— Extrait du document —
------------------------

Petit Eyolf

Petit Eyolf  d’Henrik Ibsen, traduction d’Alice Zenifer, adaptation de Julie Bérès, Nicolas Richard et Alice Zenifer, mise en scène de Julie Berès

 

  mfile2173_webeyolf7Henrik Ibsen, avait écrit, chez lui en Norvège, Petit Eyolf, en 1894, trois ans après être revenu de Rome, où il avait passé presque trente ans. Il mourra peu de temps après. C’est une pièce curieuse, malgré ses défauts, et souvent montée en France. Entre autres, par Alain Françon. Avec un scénario des plus surprenants chez cet écrivain de soixante-six ans!
  Dans une île de Norvège, en été, Alfred Allmers, après une randonnée en montagne, prend la décision de renoncer à un livre et à ses recherches philosophiques, pour se consacrer  à leur  petit Eyolf, onze ans, handicapé moteur, à la suite d’une chute, et qui marche avec des béquilles. Rita, la mère d’Eyolf semble devenue moins amoureuse de son mari, et Asta, la sœur d’Alfred qui l’aime un peu plus qu’une sœur, ne comprennent pas  son choix…
 Mais, coup de théâtre à la fin du premier acte, ce qui est plutôt rare: à peine le public vient-il de faire connaissance  avec Alfred, Rita, Asta, et Borgheim, un ingénieur très proche d’Asta, qu’Eyolf  a disparu; il est allé  accompagner une vieille femme, réplique du joueur de flûte d’Hamelin, chasseuse de rats et symbole de la mort.

------------------------

— Tâches à faire —
[A] Reproduisez le passage de la critique de Petit Eyolf qui va de « Dans une île » jusqu'à « de la mort. » inclus.
[B] D'après la critique de Petit Eyolf, quel âge a Eyolf ?
[C] Reprenez la critique de Petit Eyolf là où elle s'arrête et poursuivez-la.

— Données fournies —
------------------------

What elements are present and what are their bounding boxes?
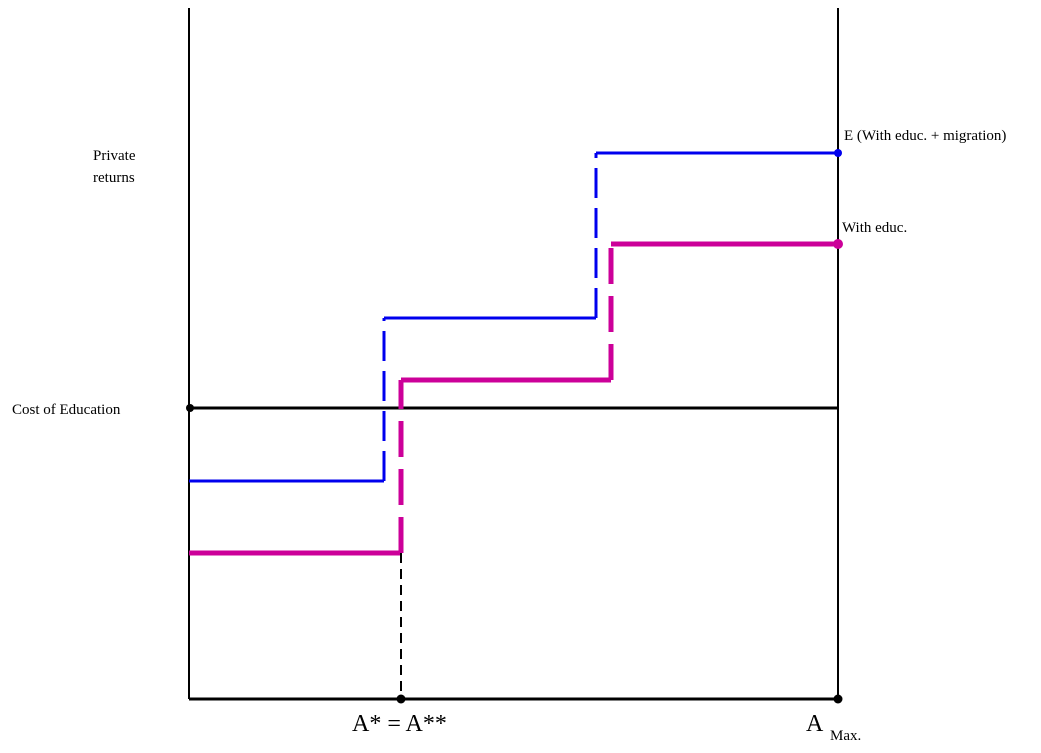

------------------------

— Réponses —
[A]
Dans une île de Norvège, en été, Alfred Allmers, après une randonnée en montagne, prend la décision de renoncer à un livre et à ses recherches philosophiques, pour se consacrer  à leur  petit Eyolf, onze ans, handicapé moteur, à la suite d’une chute, et qui marche avec des béquilles. Rita, la mère d’Eyolf semble devenue moins amoureuse de son mari, et Asta, la sœur d’Alfred qui l’aime un peu plus qu’une sœur, ne comprennent pas  son choix…
 Mais, coup de théâtre à la fin du premier acte, ce qui est plutôt rare: à peine le public vient-il de faire connaissance  avec Alfred, Rita, Asta, et Borgheim, un ingénieur très proche d’Asta, qu’Eyolf  a disparu; il est allé  accompagner une vieille femme, réplique du joueur de flûte d’Hamelin, chasseuse de rats et symbole de la mort.

[B] Onze ans.

[C]
Fasciné par elle, Eyolf la suit et va se noyer-accidentellement?-dans l’eau d’un fjord…
Eyolf disparait mais on n’a pas retrouvé son corps, ce qui interdit à ses père et mère de faire le deuil et petit garçon est donc un mort vivant. Henrik Ibsen a  vite mis en place les bases du drame: le jeune couple va se déchirer et se reprocher l’un l’autre, son égoïsme et sa quête personnelle d’absolu, sur fond de  culpabilité permanente quant à la mort d’Eyolf: « Il y a certaine volupté à s’accuser soi-même. « Dès que nous nous blâmons, il nous semble que personne autre n’a plus le droit de le faire »,  disait Oscar Wilde.
Vieille histoire sur l’air du « jamais plus avec toi, jamais plus sans toi ».  Rita et Alfred peuvent-ils vivre l’un sans l’autre? Et quelle sera la vie future d’Asta, qui s’occupait beaucoup d’Eyolf,  et de Borgheim attirés l’un par l’autre mais qui ne se décident pas à fuir cet endroit marqué par la mort. Eyolf disparu, le destin semble rebattre les cartes sentimentales de ces  quatre personnages, dont la vie a soudain été bouleversée…
La seule solution, pour Rita et Alfred, sera de dépasser leurs querelles et de recueillir des enfants très pauvres du hameau. Autre coup de théâtre, du genre un peu grosse ficelle de mélo: Asta va révéler à Alfred (qui a toujours été amoureux de sa sœur) qu’elle a découvert des lettres de sa mère prouvant qu’ils ne sont pas  frère et sœur, ce qui modifie radicalement la donne, et va encore compliquer les choses…
  Mensonges, secrets, non-dits, mais aussi solitude, angoisse existentielle, et cynisme dans les relations homme/femme: bref, la folie devient contagieuse!  :  » Nous n’avons jamais gagné le cœur de cet enfant”, disent ses parents, dont la culpabilité  augmente sur fond d’introspection permanente.
On sent Alfred coincé entre les deux femmes de sa vie,  et cabossé d’abord par la disparition de son fils, puis  par la révélation de sa sœur. A l’acte III, on ne sait plus ce qui va se passer, et les relations entre les quatre personnages deviennent de plus en plus tendues. Qui va aller avec qui? De quoi va être faite leur nouvelle existence? Henrik Ibsen, après avoir écrit quelque vingt pièces, sait brouiller les fils à merveille, et invente ce personnage fabuleux qu’est la vieille femme aux rats.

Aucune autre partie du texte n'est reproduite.